● WHAT NEEDS TO BE DONE
Read the listing and extract each line that includes the word "untuk".
--- start of LISTING ---
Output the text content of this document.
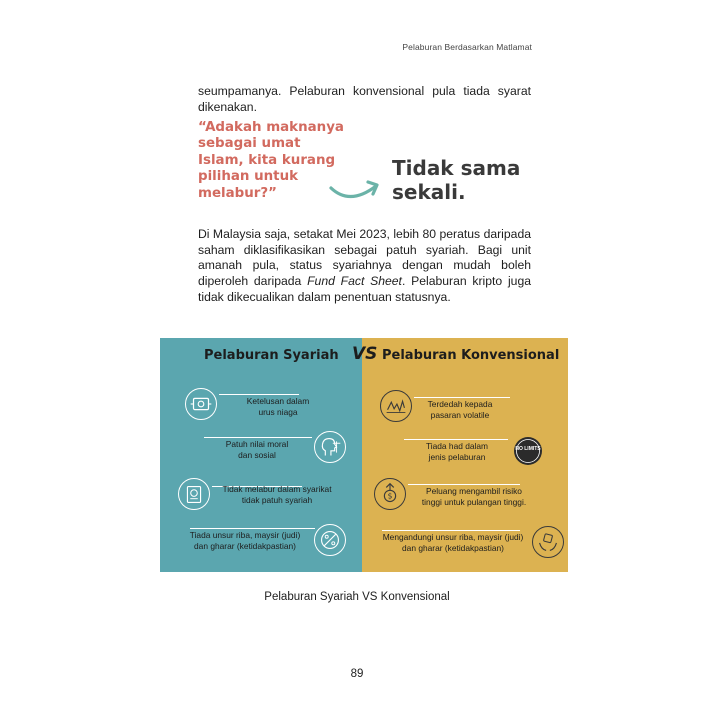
Pelaburan Berdasarkan Matlamat
seumpamanya. Pelaburan konvensional pula tiada syarat
dikenakan.
“Adakah maknanya
sebagai umat
Islam, kita kurang
pilihan untuk
melabur?”
Tidak sama
sekali.
Di Malaysia saja, setakat Mei 2023, lebih 80 peratus daripada
saham diklasifikasikan sebagai patuh syariah. Bagi unit
amanah pula, status syariahnya dengan mudah boleh
diperoleh daripada Fund Fact Sheet. Pelaburan kripto juga
tidak dikecualikan dalam penentuan statusnya.
Pelaburan Syariah
Ketelusan dalam
urus niaga
Patuh nilai moral
dan sosial
Tidak melabur dalam syarikat
tidak patuh syariah
Tiada unsur riba, maysir (judi)
dan gharar (ketidakpastian)
Pelaburan Konvensional
Terdedah kepada
pasaran volatile
Tiada had dalam
jenis pelaburan
NO LIMITS
$
Peluang mengambil risiko
tinggi untuk pulangan tinggi.
Mengandungi unsur riba, maysir (judi)
dan gharar (ketidakpastian)
VS
Pelaburan Syariah VS Konvensional
89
--- end of LISTING ---
● TASK OUTPUT
pilihan untuk
tinggi untuk pulangan tinggi.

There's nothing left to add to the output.